Information supplied –
[start]

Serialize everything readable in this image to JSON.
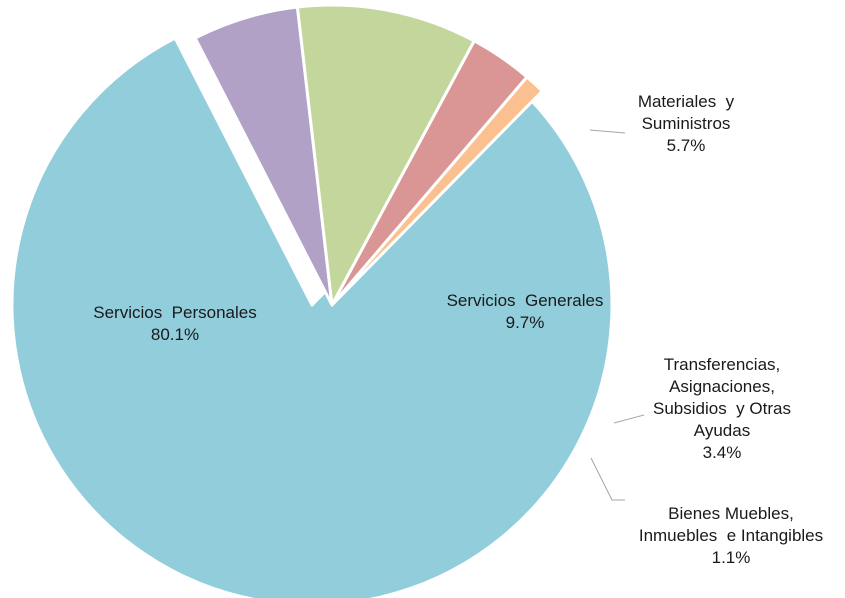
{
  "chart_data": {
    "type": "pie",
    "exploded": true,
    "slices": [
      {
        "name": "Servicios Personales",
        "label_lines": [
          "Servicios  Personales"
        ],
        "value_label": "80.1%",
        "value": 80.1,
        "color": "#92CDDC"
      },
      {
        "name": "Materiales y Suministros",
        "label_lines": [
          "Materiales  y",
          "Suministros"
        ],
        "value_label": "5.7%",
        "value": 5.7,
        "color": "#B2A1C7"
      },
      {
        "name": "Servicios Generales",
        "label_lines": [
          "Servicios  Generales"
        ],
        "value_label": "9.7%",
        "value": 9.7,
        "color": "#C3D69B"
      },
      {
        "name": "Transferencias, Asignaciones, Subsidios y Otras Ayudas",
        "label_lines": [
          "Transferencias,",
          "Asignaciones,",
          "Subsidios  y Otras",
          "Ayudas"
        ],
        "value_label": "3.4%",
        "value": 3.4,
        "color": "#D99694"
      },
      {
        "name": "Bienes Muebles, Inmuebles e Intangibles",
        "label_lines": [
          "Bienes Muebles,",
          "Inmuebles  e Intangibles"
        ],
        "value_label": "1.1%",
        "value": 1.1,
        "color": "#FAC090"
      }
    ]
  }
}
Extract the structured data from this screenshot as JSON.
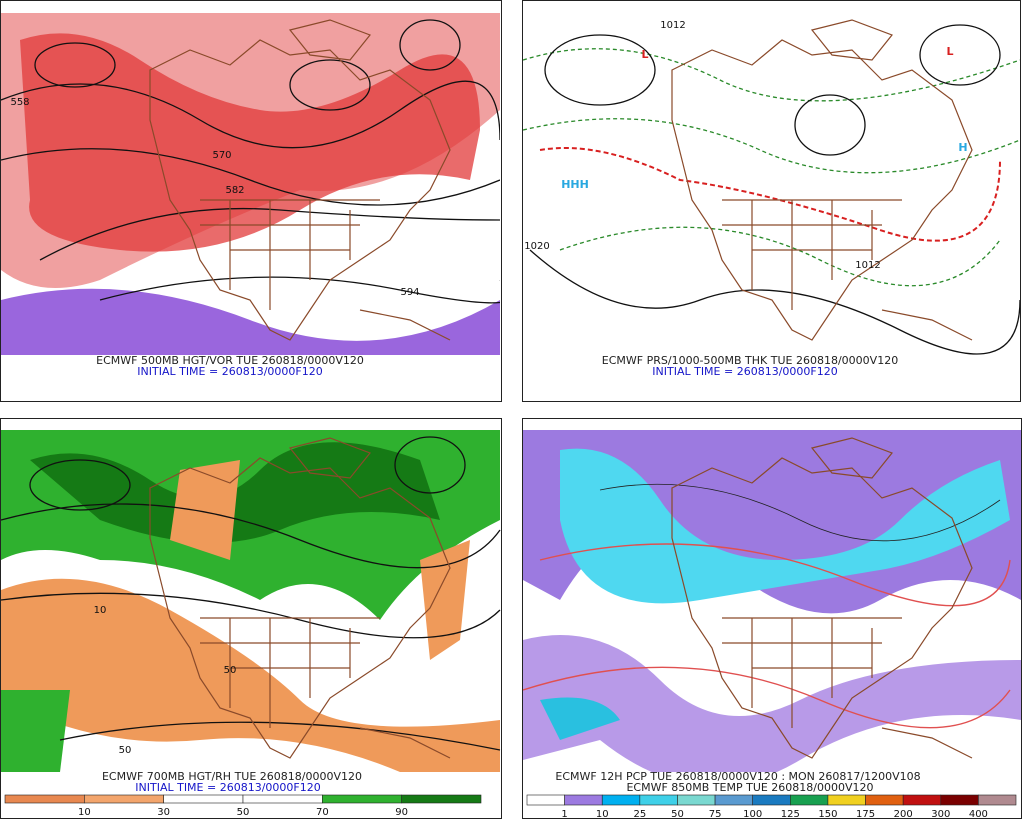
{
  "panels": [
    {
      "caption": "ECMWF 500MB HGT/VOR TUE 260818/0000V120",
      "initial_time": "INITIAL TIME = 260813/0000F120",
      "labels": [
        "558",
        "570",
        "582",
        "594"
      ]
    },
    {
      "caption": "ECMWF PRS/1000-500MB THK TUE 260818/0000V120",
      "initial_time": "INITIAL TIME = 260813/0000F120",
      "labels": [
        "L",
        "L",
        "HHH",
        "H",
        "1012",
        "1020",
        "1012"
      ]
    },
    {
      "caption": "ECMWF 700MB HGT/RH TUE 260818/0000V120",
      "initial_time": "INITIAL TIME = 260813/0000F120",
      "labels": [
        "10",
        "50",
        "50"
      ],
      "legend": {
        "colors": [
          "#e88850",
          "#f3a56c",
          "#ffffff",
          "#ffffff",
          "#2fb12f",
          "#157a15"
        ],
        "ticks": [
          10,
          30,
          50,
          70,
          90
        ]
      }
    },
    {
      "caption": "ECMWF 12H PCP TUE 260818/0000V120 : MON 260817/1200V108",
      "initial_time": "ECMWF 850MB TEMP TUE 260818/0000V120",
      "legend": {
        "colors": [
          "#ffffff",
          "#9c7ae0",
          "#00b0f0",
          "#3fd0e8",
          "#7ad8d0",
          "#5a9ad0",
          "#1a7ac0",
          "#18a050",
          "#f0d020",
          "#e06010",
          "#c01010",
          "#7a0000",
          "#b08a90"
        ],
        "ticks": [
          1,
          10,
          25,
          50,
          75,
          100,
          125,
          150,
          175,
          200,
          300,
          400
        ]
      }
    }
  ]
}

[end]

Problem requirements –
The data above needs to be retyped exactly, with the images left out.

Result of this task –
Serialize everything readable in this image to JSON.
{
  "chart_data": {
    "type": "pie",
    "exploded": true,
    "slices": [
      {
        "name": "Servicios Personales",
        "label_lines": [
          "Servicios  Personales"
        ],
        "value_label": "80.1%",
        "value": 80.1,
        "color": "#92CDDC"
      },
      {
        "name": "Materiales y Suministros",
        "label_lines": [
          "Materiales  y",
          "Suministros"
        ],
        "value_label": "5.7%",
        "value": 5.7,
        "color": "#B2A1C7"
      },
      {
        "name": "Servicios Generales",
        "label_lines": [
          "Servicios  Generales"
        ],
        "value_label": "9.7%",
        "value": 9.7,
        "color": "#C3D69B"
      },
      {
        "name": "Transferencias, Asignaciones, Subsidios y Otras Ayudas",
        "label_lines": [
          "Transferencias,",
          "Asignaciones,",
          "Subsidios  y Otras",
          "Ayudas"
        ],
        "value_label": "3.4%",
        "value": 3.4,
        "color": "#D99694"
      },
      {
        "name": "Bienes Muebles, Inmuebles e Intangibles",
        "label_lines": [
          "Bienes Muebles,",
          "Inmuebles  e Intangibles"
        ],
        "value_label": "1.1%",
        "value": 1.1,
        "color": "#FAC090"
      }
    ]
  }
}
Extract the structured data from this screenshot as JSON.
{
  "panels": [
    {
      "caption": "ECMWF 500MB HGT/VOR TUE 260818/0000V120",
      "initial_time": "INITIAL TIME = 260813/0000F120",
      "labels": [
        "558",
        "570",
        "582",
        "594"
      ]
    },
    {
      "caption": "ECMWF PRS/1000-500MB THK TUE 260818/0000V120",
      "initial_time": "INITIAL TIME = 260813/0000F120",
      "labels": [
        "L",
        "L",
        "HHH",
        "H",
        "1012",
        "1020",
        "1012"
      ]
    },
    {
      "caption": "ECMWF 700MB HGT/RH TUE 260818/0000V120",
      "initial_time": "INITIAL TIME = 260813/0000F120",
      "labels": [
        "10",
        "50",
        "50"
      ],
      "legend": {
        "colors": [
          "#e88850",
          "#f3a56c",
          "#ffffff",
          "#ffffff",
          "#2fb12f",
          "#157a15"
        ],
        "ticks": [
          10,
          30,
          50,
          70,
          90
        ]
      }
    },
    {
      "caption": "ECMWF 12H PCP TUE 260818/0000V120 : MON 260817/1200V108",
      "initial_time": "ECMWF 850MB TEMP TUE 260818/0000V120",
      "legend": {
        "colors": [
          "#ffffff",
          "#9c7ae0",
          "#00b0f0",
          "#3fd0e8",
          "#7ad8d0",
          "#5a9ad0",
          "#1a7ac0",
          "#18a050",
          "#f0d020",
          "#e06010",
          "#c01010",
          "#7a0000",
          "#b08a90"
        ],
        "ticks": [
          1,
          10,
          25,
          50,
          75,
          100,
          125,
          150,
          175,
          200,
          300,
          400
        ]
      }
    }
  ]
}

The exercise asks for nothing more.